((

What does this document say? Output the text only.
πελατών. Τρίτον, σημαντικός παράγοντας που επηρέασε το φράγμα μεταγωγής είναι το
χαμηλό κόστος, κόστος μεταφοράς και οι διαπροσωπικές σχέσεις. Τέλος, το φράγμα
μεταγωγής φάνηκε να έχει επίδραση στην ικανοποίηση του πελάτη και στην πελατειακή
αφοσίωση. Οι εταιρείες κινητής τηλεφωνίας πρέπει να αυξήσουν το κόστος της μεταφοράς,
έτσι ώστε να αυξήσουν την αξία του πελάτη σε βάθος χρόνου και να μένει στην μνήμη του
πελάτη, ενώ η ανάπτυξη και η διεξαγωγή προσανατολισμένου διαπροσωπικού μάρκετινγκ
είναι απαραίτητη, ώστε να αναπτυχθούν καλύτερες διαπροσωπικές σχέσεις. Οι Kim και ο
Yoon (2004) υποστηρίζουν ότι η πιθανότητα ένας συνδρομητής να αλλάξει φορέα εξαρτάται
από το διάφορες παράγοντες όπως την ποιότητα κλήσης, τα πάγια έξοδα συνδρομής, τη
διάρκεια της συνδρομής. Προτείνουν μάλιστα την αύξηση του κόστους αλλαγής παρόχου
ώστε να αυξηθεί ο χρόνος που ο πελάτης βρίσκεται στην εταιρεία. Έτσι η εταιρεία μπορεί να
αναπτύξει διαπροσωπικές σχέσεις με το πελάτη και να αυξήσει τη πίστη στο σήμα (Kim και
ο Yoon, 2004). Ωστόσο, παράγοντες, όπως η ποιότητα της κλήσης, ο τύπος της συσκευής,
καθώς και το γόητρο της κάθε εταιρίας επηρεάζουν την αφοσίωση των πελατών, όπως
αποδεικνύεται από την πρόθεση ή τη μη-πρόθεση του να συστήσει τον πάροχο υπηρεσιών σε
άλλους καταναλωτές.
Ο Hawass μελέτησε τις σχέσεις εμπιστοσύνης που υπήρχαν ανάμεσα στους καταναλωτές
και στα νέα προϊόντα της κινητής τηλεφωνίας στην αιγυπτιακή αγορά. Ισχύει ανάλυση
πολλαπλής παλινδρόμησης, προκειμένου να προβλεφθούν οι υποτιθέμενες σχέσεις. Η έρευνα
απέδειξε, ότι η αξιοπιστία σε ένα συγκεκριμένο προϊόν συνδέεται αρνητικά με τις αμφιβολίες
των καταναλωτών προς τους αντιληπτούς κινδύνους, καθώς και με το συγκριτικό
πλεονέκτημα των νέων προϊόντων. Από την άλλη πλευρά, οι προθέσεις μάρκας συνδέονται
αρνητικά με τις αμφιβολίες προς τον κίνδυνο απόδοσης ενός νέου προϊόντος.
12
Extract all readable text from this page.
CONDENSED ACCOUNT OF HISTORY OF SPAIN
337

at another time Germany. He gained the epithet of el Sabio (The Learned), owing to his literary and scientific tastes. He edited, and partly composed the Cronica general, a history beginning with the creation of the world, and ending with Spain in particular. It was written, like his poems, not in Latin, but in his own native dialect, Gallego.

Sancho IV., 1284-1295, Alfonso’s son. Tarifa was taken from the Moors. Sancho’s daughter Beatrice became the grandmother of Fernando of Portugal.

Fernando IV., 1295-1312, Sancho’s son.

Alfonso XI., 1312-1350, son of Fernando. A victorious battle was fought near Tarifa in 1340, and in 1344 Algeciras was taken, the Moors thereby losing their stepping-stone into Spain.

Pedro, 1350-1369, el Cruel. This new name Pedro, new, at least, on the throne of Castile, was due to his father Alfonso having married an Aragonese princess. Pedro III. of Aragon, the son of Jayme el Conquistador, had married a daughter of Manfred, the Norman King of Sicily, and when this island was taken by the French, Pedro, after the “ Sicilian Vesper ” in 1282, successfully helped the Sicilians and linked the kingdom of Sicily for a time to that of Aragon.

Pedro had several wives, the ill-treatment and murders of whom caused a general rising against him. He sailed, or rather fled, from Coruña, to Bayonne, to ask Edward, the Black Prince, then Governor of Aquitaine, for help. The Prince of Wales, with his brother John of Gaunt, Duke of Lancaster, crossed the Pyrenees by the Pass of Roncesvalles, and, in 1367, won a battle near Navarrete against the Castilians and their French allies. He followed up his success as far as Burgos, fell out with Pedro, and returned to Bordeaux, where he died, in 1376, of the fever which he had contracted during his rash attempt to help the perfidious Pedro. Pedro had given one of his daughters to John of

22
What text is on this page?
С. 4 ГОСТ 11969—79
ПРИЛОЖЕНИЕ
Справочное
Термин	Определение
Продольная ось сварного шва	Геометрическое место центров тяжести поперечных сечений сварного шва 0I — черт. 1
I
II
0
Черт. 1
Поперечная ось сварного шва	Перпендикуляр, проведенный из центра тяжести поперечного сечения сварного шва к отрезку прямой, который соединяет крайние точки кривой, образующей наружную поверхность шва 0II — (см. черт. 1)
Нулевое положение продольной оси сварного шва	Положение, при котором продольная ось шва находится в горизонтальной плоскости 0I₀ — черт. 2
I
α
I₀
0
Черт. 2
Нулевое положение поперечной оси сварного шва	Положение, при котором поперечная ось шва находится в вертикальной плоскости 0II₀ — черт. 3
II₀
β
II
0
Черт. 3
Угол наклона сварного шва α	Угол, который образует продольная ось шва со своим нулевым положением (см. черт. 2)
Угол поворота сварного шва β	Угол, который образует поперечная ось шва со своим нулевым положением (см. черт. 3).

))

• _DO THIS_
Exactly as they are written, print the entries again.

• _OUTPUT FOR THIS EXERCISE_
What does this document say? Output the text only.
πελατών. Τρίτον, σημαντικός παράγοντας που επηρέασε το φράγμα μεταγωγής είναι το
χαμηλό κόστος, κόστος μεταφοράς και οι διαπροσωπικές σχέσεις. Τέλος, το φράγμα
μεταγωγής φάνηκε να έχει επίδραση στην ικανοποίηση του πελάτη και στην πελατειακή
αφοσίωση. Οι εταιρείες κινητής τηλεφωνίας πρέπει να αυξήσουν το κόστος της μεταφοράς,
έτσι ώστε να αυξήσουν την αξία του πελάτη σε βάθος χρόνου και να μένει στην μνήμη του
πελάτη, ενώ η ανάπτυξη και η διεξαγωγή προσανατολισμένου διαπροσωπικού μάρκετινγκ
είναι απαραίτητη, ώστε να αναπτυχθούν καλύτερες διαπροσωπικές σχέσεις. Οι Kim και ο
Yoon (2004) υποστηρίζουν ότι η πιθανότητα ένας συνδρομητής να αλλάξει φορέα εξαρτάται
από το διάφορες παράγοντες όπως την ποιότητα κλήσης, τα πάγια έξοδα συνδρομής, τη
διάρκεια της συνδρομής. Προτείνουν μάλιστα την αύξηση του κόστους αλλαγής παρόχου
ώστε να αυξηθεί ο χρόνος που ο πελάτης βρίσκεται στην εταιρεία. Έτσι η εταιρεία μπορεί να
αναπτύξει διαπροσωπικές σχέσεις με το πελάτη και να αυξήσει τη πίστη στο σήμα (Kim και
ο Yoon, 2004). Ωστόσο, παράγοντες, όπως η ποιότητα της κλήσης, ο τύπος της συσκευής,
καθώς και το γόητρο της κάθε εταιρίας επηρεάζουν την αφοσίωση των πελατών, όπως
αποδεικνύεται από την πρόθεση ή τη μη-πρόθεση του να συστήσει τον πάροχο υπηρεσιών σε
άλλους καταναλωτές.
Ο Hawass μελέτησε τις σχέσεις εμπιστοσύνης που υπήρχαν ανάμεσα στους καταναλωτές
και στα νέα προϊόντα της κινητής τηλεφωνίας στην αιγυπτιακή αγορά. Ισχύει ανάλυση
πολλαπλής παλινδρόμησης, προκειμένου να προβλεφθούν οι υποτιθέμενες σχέσεις. Η έρευνα
απέδειξε, ότι η αξιοπιστία σε ένα συγκεκριμένο προϊόν συνδέεται αρνητικά με τις αμφιβολίες
των καταναλωτών προς τους αντιληπτούς κινδύνους, καθώς και με το συγκριτικό
πλεονέκτημα των νέων προϊόντων. Από την άλλη πλευρά, οι προθέσεις μάρκας συνδέονται
αρνητικά με τις αμφιβολίες προς τον κίνδυνο απόδοσης ενός νέου προϊόντος.
12
Extract all readable text from this page.
CONDENSED ACCOUNT OF HISTORY OF SPAIN
337

at another time Germany. He gained the epithet of el Sabio (The Learned), owing to his literary and scientific tastes. He edited, and partly composed the Cronica general, a history beginning with the creation of the world, and ending with Spain in particular. It was written, like his poems, not in Latin, but in his own native dialect, Gallego.

Sancho IV., 1284-1295, Alfonso’s son. Tarifa was taken from the Moors. Sancho’s daughter Beatrice became the grandmother of Fernando of Portugal.

Fernando IV., 1295-1312, Sancho’s son.

Alfonso XI., 1312-1350, son of Fernando. A victorious battle was fought near Tarifa in 1340, and in 1344 Algeciras was taken, the Moors thereby losing their stepping-stone into Spain.

Pedro, 1350-1369, el Cruel. This new name Pedro, new, at least, on the throne of Castile, was due to his father Alfonso having married an Aragonese princess. Pedro III. of Aragon, the son of Jayme el Conquistador, had married a daughter of Manfred, the Norman King of Sicily, and when this island was taken by the French, Pedro, after the “ Sicilian Vesper ” in 1282, successfully helped the Sicilians and linked the kingdom of Sicily for a time to that of Aragon.

Pedro had several wives, the ill-treatment and murders of whom caused a general rising against him. He sailed, or rather fled, from Coruña, to Bayonne, to ask Edward, the Black Prince, then Governor of Aquitaine, for help. The Prince of Wales, with his brother John of Gaunt, Duke of Lancaster, crossed the Pyrenees by the Pass of Roncesvalles, and, in 1367, won a battle near Navarrete against the Castilians and their French allies. He followed up his success as far as Burgos, fell out with Pedro, and returned to Bordeaux, where he died, in 1376, of the fever which he had contracted during his rash attempt to help the perfidious Pedro. Pedro had given one of his daughters to John of

22
What text is on this page?
С. 4 ГОСТ 11969—79
ПРИЛОЖЕНИЕ
Справочное
Термин	Определение
Продольная ось сварного шва	Геометрическое место центров тяжести поперечных сечений сварного шва 0I — черт. 1
I
II
0
Черт. 1
Поперечная ось сварного шва	Перпендикуляр, проведенный из центра тяжести поперечного сечения сварного шва к отрезку прямой, который соединяет крайние точки кривой, образующей наружную поверхность шва 0II — (см. черт. 1)
Нулевое положение продольной оси сварного шва	Положение, при котором продольная ось шва находится в горизонтальной плоскости 0I₀ — черт. 2
I
α
I₀
0
Черт. 2
Нулевое положение поперечной оси сварного шва	Положение, при котором поперечная ось шва находится в вертикальной плоскости 0II₀ — черт. 3
II₀
β
II
0
Черт. 3
Угол наклона сварного шва α	Угол, который образует продольная ось шва со своим нулевым положением (см. черт. 2)
Угол поворота сварного шва β	Угол, который образует поперечная ось шва со своим нулевым положением (см. черт. 3).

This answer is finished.